(Data supplied)
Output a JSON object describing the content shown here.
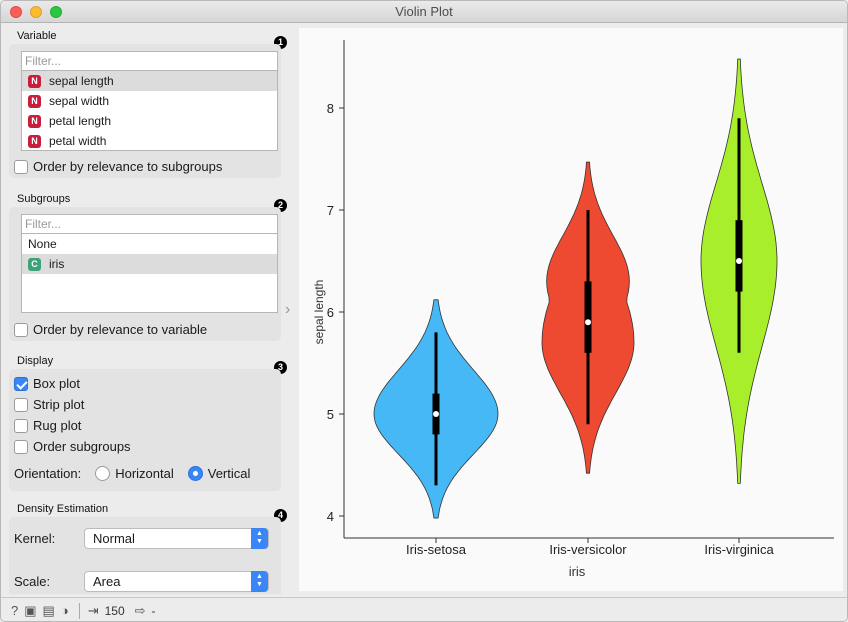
{
  "window": {
    "title": "Violin Plot"
  },
  "variable": {
    "title": "Variable",
    "badge": "1",
    "filter_placeholder": "Filter...",
    "items": [
      {
        "tag": "N",
        "label": "sepal length",
        "selected": true
      },
      {
        "tag": "N",
        "label": "sepal width",
        "selected": false
      },
      {
        "tag": "N",
        "label": "petal length",
        "selected": false
      },
      {
        "tag": "N",
        "label": "petal width",
        "selected": false
      }
    ],
    "order_label": "Order by relevance to subgroups"
  },
  "subgroups": {
    "title": "Subgroups",
    "badge": "2",
    "filter_placeholder": "Filter...",
    "items": [
      {
        "tag": "",
        "label": "None",
        "selected": false
      },
      {
        "tag": "C",
        "label": "iris",
        "selected": true
      }
    ],
    "order_label": "Order by relevance to variable"
  },
  "display": {
    "title": "Display",
    "badge": "3",
    "box_plot": {
      "label": "Box plot",
      "checked": true
    },
    "strip_plot": {
      "label": "Strip plot",
      "checked": false
    },
    "rug_plot": {
      "label": "Rug plot",
      "checked": false
    },
    "order_subgroups": {
      "label": "Order subgroups",
      "checked": false
    },
    "orientation_label": "Orientation:",
    "horizontal_label": "Horizontal",
    "vertical_label": "Vertical",
    "orientation": "Vertical"
  },
  "density": {
    "title": "Density Estimation",
    "badge": "4",
    "kernel_label": "Kernel:",
    "kernel_value": "Normal",
    "scale_label": "Scale:",
    "scale_value": "Area"
  },
  "statusbar": {
    "count": "150",
    "output": "-"
  },
  "colors": {
    "setosa": "#46b8f5",
    "versicolor": "#ee4a32",
    "virginica": "#a9ee2a",
    "accent": "#3b86f7"
  },
  "chart_data": {
    "type": "violin",
    "xlabel": "iris",
    "ylabel": "sepal length",
    "ylim": [
      3.9,
      9.1
    ],
    "yticks": [
      4,
      5,
      6,
      7,
      8
    ],
    "categories": [
      "Iris-setosa",
      "Iris-versicolor",
      "Iris-virginica"
    ],
    "series": [
      {
        "category": "Iris-setosa",
        "color": "#46b8f5",
        "min": 4.3,
        "q1": 4.8,
        "median": 5.0,
        "q3": 5.2,
        "max": 5.8,
        "density_min": 3.98,
        "density_max": 6.12,
        "density_mode": 5.0
      },
      {
        "category": "Iris-versicolor",
        "color": "#ee4a32",
        "min": 4.9,
        "q1": 5.6,
        "median": 5.9,
        "q3": 6.3,
        "max": 7.0,
        "density_min": 4.42,
        "density_max": 7.47,
        "density_mode": 5.7
      },
      {
        "category": "Iris-virginica",
        "color": "#a9ee2a",
        "min": 5.6,
        "q1": 6.2,
        "median": 6.5,
        "q3": 6.9,
        "max": 7.9,
        "density_min": 4.32,
        "density_max": 8.48,
        "density_mode": 6.5
      }
    ]
  }
}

(Your goal)
Your task is to retype all the entries exactly and leave out any pictures.

(Answer to the task)
Output a JSON object describing the content shown here.
{
  "window": {
    "title": "Violin Plot"
  },
  "variable": {
    "title": "Variable",
    "badge": "1",
    "filter_placeholder": "Filter...",
    "items": [
      {
        "tag": "N",
        "label": "sepal length",
        "selected": true
      },
      {
        "tag": "N",
        "label": "sepal width",
        "selected": false
      },
      {
        "tag": "N",
        "label": "petal length",
        "selected": false
      },
      {
        "tag": "N",
        "label": "petal width",
        "selected": false
      }
    ],
    "order_label": "Order by relevance to subgroups"
  },
  "subgroups": {
    "title": "Subgroups",
    "badge": "2",
    "filter_placeholder": "Filter...",
    "items": [
      {
        "tag": "",
        "label": "None",
        "selected": false
      },
      {
        "tag": "C",
        "label": "iris",
        "selected": true
      }
    ],
    "order_label": "Order by relevance to variable"
  },
  "display": {
    "title": "Display",
    "badge": "3",
    "box_plot": {
      "label": "Box plot",
      "checked": true
    },
    "strip_plot": {
      "label": "Strip plot",
      "checked": false
    },
    "rug_plot": {
      "label": "Rug plot",
      "checked": false
    },
    "order_subgroups": {
      "label": "Order subgroups",
      "checked": false
    },
    "orientation_label": "Orientation:",
    "horizontal_label": "Horizontal",
    "vertical_label": "Vertical",
    "orientation": "Vertical"
  },
  "density": {
    "title": "Density Estimation",
    "badge": "4",
    "kernel_label": "Kernel:",
    "kernel_value": "Normal",
    "scale_label": "Scale:",
    "scale_value": "Area"
  },
  "statusbar": {
    "count": "150",
    "output": "-"
  },
  "colors": {
    "setosa": "#46b8f5",
    "versicolor": "#ee4a32",
    "virginica": "#a9ee2a",
    "accent": "#3b86f7"
  },
  "chart_data": {
    "type": "violin",
    "xlabel": "iris",
    "ylabel": "sepal length",
    "ylim": [
      3.9,
      9.1
    ],
    "yticks": [
      4,
      5,
      6,
      7,
      8
    ],
    "categories": [
      "Iris-setosa",
      "Iris-versicolor",
      "Iris-virginica"
    ],
    "series": [
      {
        "category": "Iris-setosa",
        "color": "#46b8f5",
        "min": 4.3,
        "q1": 4.8,
        "median": 5.0,
        "q3": 5.2,
        "max": 5.8,
        "density_min": 3.98,
        "density_max": 6.12,
        "density_mode": 5.0
      },
      {
        "category": "Iris-versicolor",
        "color": "#ee4a32",
        "min": 4.9,
        "q1": 5.6,
        "median": 5.9,
        "q3": 6.3,
        "max": 7.0,
        "density_min": 4.42,
        "density_max": 7.47,
        "density_mode": 5.7
      },
      {
        "category": "Iris-virginica",
        "color": "#a9ee2a",
        "min": 5.6,
        "q1": 6.2,
        "median": 6.5,
        "q3": 6.9,
        "max": 7.9,
        "density_min": 4.32,
        "density_max": 8.48,
        "density_mode": 6.5
      }
    ]
  }
}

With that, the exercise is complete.